WORK REQUIRED →
Give a verbatim copy of the lines below, minus the pictures.

INFORMATION SUPPLIED →
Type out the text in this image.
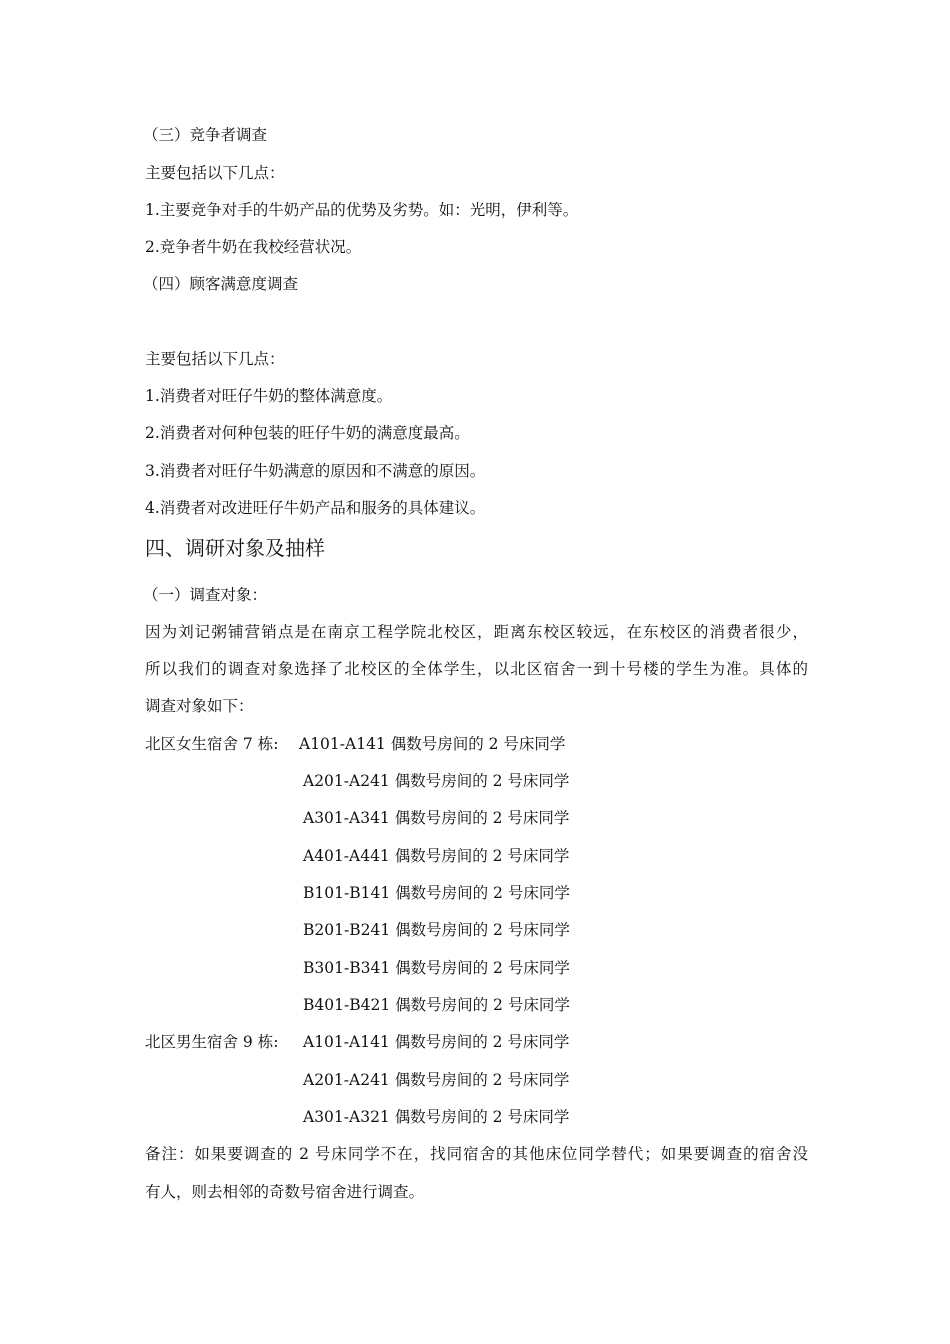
（三）竞争者调查

主要包括以下几点：

1.主要竞争对手的牛奶产品的优势及劣势。如：光明，伊利等。

2.竞争者牛奶在我校经营状况。

（四）顾客满意度调查

主要包括以下几点：

1.消费者对旺仔牛奶的整体满意度。

2.消费者对何种包装的旺仔牛奶的满意度最高。

3.消费者对旺仔牛奶满意的原因和不满意的原因。

4.消费者对改进旺仔牛奶产品和服务的具体建议。

四、调研对象及抽样

（一）调查对象：

因为刘记粥铺营销点是在南京工程学院北校区，距离东校区较远，在东校区的消费者很少，

所以我们的调查对象选择了北校区的全体学生，以北区宿舍一到十号楼的学生为准。具体的

调查对象如下：

北区女生宿舍 7 栋: A101-A141 偶数号房间的 2 号床同学

A201-A241 偶数号房间的 2 号床同学

A301-A341 偶数号房间的 2 号床同学

A401-A441 偶数号房间的 2 号床同学

B101-B141 偶数号房间的 2 号床同学

B201-B241 偶数号房间的 2 号床同学

B301-B341 偶数号房间的 2 号床同学

B401-B421 偶数号房间的 2 号床同学

北区男生宿舍 9 栋: A101-A141 偶数号房间的 2 号床同学

A201-A241 偶数号房间的 2 号床同学

A301-A321 偶数号房间的 2 号床同学

备注：如果要调查的 2 号床同学不在，找同宿舍的其他床位同学替代；如果要调查的宿舍没

有人，则去相邻的奇数号宿舍进行调查。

WRITTEN SOLUTION →
Type out the text in this image.
（三）竞争者调查

主要包括以下几点：

1.主要竞争对手的牛奶产品的优势及劣势。如：光明，伊利等。

2.竞争者牛奶在我校经营状况。

（四）顾客满意度调查

主要包括以下几点：

1.消费者对旺仔牛奶的整体满意度。

2.消费者对何种包装的旺仔牛奶的满意度最高。

3.消费者对旺仔牛奶满意的原因和不满意的原因。

4.消费者对改进旺仔牛奶产品和服务的具体建议。

四、调研对象及抽样

（一）调查对象：

因为刘记粥铺营销点是在南京工程学院北校区，距离东校区较远，在东校区的消费者很少，

所以我们的调查对象选择了北校区的全体学生，以北区宿舍一到十号楼的学生为准。具体的

调查对象如下：

北区女生宿舍 7 栋: A101-A141 偶数号房间的 2 号床同学

A201-A241 偶数号房间的 2 号床同学

A301-A341 偶数号房间的 2 号床同学

A401-A441 偶数号房间的 2 号床同学

B101-B141 偶数号房间的 2 号床同学

B201-B241 偶数号房间的 2 号床同学

B301-B341 偶数号房间的 2 号床同学

B401-B421 偶数号房间的 2 号床同学

北区男生宿舍 9 栋: A101-A141 偶数号房间的 2 号床同学

A201-A241 偶数号房间的 2 号床同学

A301-A321 偶数号房间的 2 号床同学

备注：如果要调查的 2 号床同学不在，找同宿舍的其他床位同学替代；如果要调查的宿舍没

有人，则去相邻的奇数号宿舍进行调查。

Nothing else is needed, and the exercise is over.